··· Data provided ···

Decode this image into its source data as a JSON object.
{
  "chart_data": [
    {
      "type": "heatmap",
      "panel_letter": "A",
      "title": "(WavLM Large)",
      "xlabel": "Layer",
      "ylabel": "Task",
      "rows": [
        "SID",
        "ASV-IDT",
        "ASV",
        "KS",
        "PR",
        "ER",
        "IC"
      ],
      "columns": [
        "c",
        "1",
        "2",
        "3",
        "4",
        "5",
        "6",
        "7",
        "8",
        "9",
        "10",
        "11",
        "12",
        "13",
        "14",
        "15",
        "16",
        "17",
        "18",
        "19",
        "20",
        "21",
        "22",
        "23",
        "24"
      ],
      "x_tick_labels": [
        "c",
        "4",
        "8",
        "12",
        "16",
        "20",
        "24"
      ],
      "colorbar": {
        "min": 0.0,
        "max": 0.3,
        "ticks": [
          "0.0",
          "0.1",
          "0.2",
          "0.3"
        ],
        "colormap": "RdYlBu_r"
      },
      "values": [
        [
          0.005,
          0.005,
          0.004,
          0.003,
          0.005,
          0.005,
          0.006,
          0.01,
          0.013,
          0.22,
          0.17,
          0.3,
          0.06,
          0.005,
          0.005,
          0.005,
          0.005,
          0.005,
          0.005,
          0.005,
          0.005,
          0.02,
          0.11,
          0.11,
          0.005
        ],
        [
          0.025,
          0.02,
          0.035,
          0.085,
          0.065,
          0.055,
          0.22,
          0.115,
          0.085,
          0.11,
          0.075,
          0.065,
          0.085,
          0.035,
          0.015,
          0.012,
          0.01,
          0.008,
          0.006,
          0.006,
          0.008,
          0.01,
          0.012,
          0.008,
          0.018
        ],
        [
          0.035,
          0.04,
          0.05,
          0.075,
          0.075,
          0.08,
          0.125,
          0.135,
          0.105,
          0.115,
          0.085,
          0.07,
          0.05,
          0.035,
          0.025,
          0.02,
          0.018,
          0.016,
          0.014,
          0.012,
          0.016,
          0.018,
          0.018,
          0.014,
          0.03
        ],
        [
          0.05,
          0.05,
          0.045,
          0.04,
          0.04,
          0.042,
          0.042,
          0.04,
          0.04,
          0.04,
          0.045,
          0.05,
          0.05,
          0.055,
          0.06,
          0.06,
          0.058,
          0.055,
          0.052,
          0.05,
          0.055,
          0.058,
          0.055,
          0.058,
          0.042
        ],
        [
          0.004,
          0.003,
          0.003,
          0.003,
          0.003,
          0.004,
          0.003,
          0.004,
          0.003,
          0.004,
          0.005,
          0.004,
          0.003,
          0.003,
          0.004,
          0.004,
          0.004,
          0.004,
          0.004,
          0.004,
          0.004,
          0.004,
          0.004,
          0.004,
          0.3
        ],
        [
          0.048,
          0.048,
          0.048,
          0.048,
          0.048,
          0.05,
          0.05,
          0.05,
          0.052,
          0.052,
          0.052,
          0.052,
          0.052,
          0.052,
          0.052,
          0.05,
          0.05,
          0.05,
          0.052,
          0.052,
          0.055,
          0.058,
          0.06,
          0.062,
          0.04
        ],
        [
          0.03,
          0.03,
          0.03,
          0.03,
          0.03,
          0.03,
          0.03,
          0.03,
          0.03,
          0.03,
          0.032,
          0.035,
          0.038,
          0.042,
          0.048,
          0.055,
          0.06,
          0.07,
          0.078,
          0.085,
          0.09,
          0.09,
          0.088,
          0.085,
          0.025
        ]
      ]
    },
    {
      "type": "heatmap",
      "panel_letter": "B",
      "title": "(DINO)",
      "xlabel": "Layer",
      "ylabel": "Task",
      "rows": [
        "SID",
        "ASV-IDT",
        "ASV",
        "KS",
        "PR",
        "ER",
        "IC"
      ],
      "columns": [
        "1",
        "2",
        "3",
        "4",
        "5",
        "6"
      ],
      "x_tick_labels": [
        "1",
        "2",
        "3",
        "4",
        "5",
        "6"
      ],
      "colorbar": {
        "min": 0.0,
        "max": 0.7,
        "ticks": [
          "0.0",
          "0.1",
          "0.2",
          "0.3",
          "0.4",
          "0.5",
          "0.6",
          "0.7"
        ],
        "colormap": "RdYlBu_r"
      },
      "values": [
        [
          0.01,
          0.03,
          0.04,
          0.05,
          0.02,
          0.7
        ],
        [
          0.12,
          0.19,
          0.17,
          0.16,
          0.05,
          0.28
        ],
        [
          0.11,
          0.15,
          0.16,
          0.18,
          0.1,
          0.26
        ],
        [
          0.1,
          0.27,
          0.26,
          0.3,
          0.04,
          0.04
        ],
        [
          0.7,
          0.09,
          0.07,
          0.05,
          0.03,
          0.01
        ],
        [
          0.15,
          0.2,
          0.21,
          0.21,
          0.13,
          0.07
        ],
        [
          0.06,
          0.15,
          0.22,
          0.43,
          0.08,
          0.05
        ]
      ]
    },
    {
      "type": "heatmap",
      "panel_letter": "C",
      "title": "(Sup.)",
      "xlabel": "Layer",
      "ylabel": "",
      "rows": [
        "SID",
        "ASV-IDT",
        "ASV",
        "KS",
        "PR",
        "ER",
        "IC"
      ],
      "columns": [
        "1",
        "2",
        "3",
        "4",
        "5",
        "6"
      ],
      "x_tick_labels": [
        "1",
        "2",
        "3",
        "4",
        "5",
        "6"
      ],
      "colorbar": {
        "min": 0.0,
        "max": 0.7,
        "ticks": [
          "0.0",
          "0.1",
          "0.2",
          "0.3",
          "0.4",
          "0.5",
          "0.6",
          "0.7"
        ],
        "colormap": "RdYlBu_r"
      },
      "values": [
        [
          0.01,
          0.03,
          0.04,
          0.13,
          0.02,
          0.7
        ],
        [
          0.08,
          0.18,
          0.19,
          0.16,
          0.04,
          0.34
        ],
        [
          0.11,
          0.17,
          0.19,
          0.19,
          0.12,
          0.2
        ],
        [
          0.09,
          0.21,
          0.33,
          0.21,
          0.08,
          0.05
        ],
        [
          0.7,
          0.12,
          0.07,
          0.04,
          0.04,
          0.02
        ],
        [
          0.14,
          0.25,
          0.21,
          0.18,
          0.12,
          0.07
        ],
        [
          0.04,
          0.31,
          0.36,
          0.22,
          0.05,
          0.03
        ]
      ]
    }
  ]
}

···

→ The exercise: Each entry is to be returned in full, character for character.

→ Answer to the problem:
Decode this image into its source data as a JSON object.
{
  "chart_data": [
    {
      "type": "heatmap",
      "panel_letter": "A",
      "title": "(WavLM Large)",
      "xlabel": "Layer",
      "ylabel": "Task",
      "rows": [
        "SID",
        "ASV-IDT",
        "ASV",
        "KS",
        "PR",
        "ER",
        "IC"
      ],
      "columns": [
        "c",
        "1",
        "2",
        "3",
        "4",
        "5",
        "6",
        "7",
        "8",
        "9",
        "10",
        "11",
        "12",
        "13",
        "14",
        "15",
        "16",
        "17",
        "18",
        "19",
        "20",
        "21",
        "22",
        "23",
        "24"
      ],
      "x_tick_labels": [
        "c",
        "4",
        "8",
        "12",
        "16",
        "20",
        "24"
      ],
      "colorbar": {
        "min": 0.0,
        "max": 0.3,
        "ticks": [
          "0.0",
          "0.1",
          "0.2",
          "0.3"
        ],
        "colormap": "RdYlBu_r"
      },
      "values": [
        [
          0.005,
          0.005,
          0.004,
          0.003,
          0.005,
          0.005,
          0.006,
          0.01,
          0.013,
          0.22,
          0.17,
          0.3,
          0.06,
          0.005,
          0.005,
          0.005,
          0.005,
          0.005,
          0.005,
          0.005,
          0.005,
          0.02,
          0.11,
          0.11,
          0.005
        ],
        [
          0.025,
          0.02,
          0.035,
          0.085,
          0.065,
          0.055,
          0.22,
          0.115,
          0.085,
          0.11,
          0.075,
          0.065,
          0.085,
          0.035,
          0.015,
          0.012,
          0.01,
          0.008,
          0.006,
          0.006,
          0.008,
          0.01,
          0.012,
          0.008,
          0.018
        ],
        [
          0.035,
          0.04,
          0.05,
          0.075,
          0.075,
          0.08,
          0.125,
          0.135,
          0.105,
          0.115,
          0.085,
          0.07,
          0.05,
          0.035,
          0.025,
          0.02,
          0.018,
          0.016,
          0.014,
          0.012,
          0.016,
          0.018,
          0.018,
          0.014,
          0.03
        ],
        [
          0.05,
          0.05,
          0.045,
          0.04,
          0.04,
          0.042,
          0.042,
          0.04,
          0.04,
          0.04,
          0.045,
          0.05,
          0.05,
          0.055,
          0.06,
          0.06,
          0.058,
          0.055,
          0.052,
          0.05,
          0.055,
          0.058,
          0.055,
          0.058,
          0.042
        ],
        [
          0.004,
          0.003,
          0.003,
          0.003,
          0.003,
          0.004,
          0.003,
          0.004,
          0.003,
          0.004,
          0.005,
          0.004,
          0.003,
          0.003,
          0.004,
          0.004,
          0.004,
          0.004,
          0.004,
          0.004,
          0.004,
          0.004,
          0.004,
          0.004,
          0.3
        ],
        [
          0.048,
          0.048,
          0.048,
          0.048,
          0.048,
          0.05,
          0.05,
          0.05,
          0.052,
          0.052,
          0.052,
          0.052,
          0.052,
          0.052,
          0.052,
          0.05,
          0.05,
          0.05,
          0.052,
          0.052,
          0.055,
          0.058,
          0.06,
          0.062,
          0.04
        ],
        [
          0.03,
          0.03,
          0.03,
          0.03,
          0.03,
          0.03,
          0.03,
          0.03,
          0.03,
          0.03,
          0.032,
          0.035,
          0.038,
          0.042,
          0.048,
          0.055,
          0.06,
          0.07,
          0.078,
          0.085,
          0.09,
          0.09,
          0.088,
          0.085,
          0.025
        ]
      ]
    },
    {
      "type": "heatmap",
      "panel_letter": "B",
      "title": "(DINO)",
      "xlabel": "Layer",
      "ylabel": "Task",
      "rows": [
        "SID",
        "ASV-IDT",
        "ASV",
        "KS",
        "PR",
        "ER",
        "IC"
      ],
      "columns": [
        "1",
        "2",
        "3",
        "4",
        "5",
        "6"
      ],
      "x_tick_labels": [
        "1",
        "2",
        "3",
        "4",
        "5",
        "6"
      ],
      "colorbar": {
        "min": 0.0,
        "max": 0.7,
        "ticks": [
          "0.0",
          "0.1",
          "0.2",
          "0.3",
          "0.4",
          "0.5",
          "0.6",
          "0.7"
        ],
        "colormap": "RdYlBu_r"
      },
      "values": [
        [
          0.01,
          0.03,
          0.04,
          0.05,
          0.02,
          0.7
        ],
        [
          0.12,
          0.19,
          0.17,
          0.16,
          0.05,
          0.28
        ],
        [
          0.11,
          0.15,
          0.16,
          0.18,
          0.1,
          0.26
        ],
        [
          0.1,
          0.27,
          0.26,
          0.3,
          0.04,
          0.04
        ],
        [
          0.7,
          0.09,
          0.07,
          0.05,
          0.03,
          0.01
        ],
        [
          0.15,
          0.2,
          0.21,
          0.21,
          0.13,
          0.07
        ],
        [
          0.06,
          0.15,
          0.22,
          0.43,
          0.08,
          0.05
        ]
      ]
    },
    {
      "type": "heatmap",
      "panel_letter": "C",
      "title": "(Sup.)",
      "xlabel": "Layer",
      "ylabel": "",
      "rows": [
        "SID",
        "ASV-IDT",
        "ASV",
        "KS",
        "PR",
        "ER",
        "IC"
      ],
      "columns": [
        "1",
        "2",
        "3",
        "4",
        "5",
        "6"
      ],
      "x_tick_labels": [
        "1",
        "2",
        "3",
        "4",
        "5",
        "6"
      ],
      "colorbar": {
        "min": 0.0,
        "max": 0.7,
        "ticks": [
          "0.0",
          "0.1",
          "0.2",
          "0.3",
          "0.4",
          "0.5",
          "0.6",
          "0.7"
        ],
        "colormap": "RdYlBu_r"
      },
      "values": [
        [
          0.01,
          0.03,
          0.04,
          0.13,
          0.02,
          0.7
        ],
        [
          0.08,
          0.18,
          0.19,
          0.16,
          0.04,
          0.34
        ],
        [
          0.11,
          0.17,
          0.19,
          0.19,
          0.12,
          0.2
        ],
        [
          0.09,
          0.21,
          0.33,
          0.21,
          0.08,
          0.05
        ],
        [
          0.7,
          0.12,
          0.07,
          0.04,
          0.04,
          0.02
        ],
        [
          0.14,
          0.25,
          0.21,
          0.18,
          0.12,
          0.07
        ],
        [
          0.04,
          0.31,
          0.36,
          0.22,
          0.05,
          0.03
        ]
      ]
    }
  ]
}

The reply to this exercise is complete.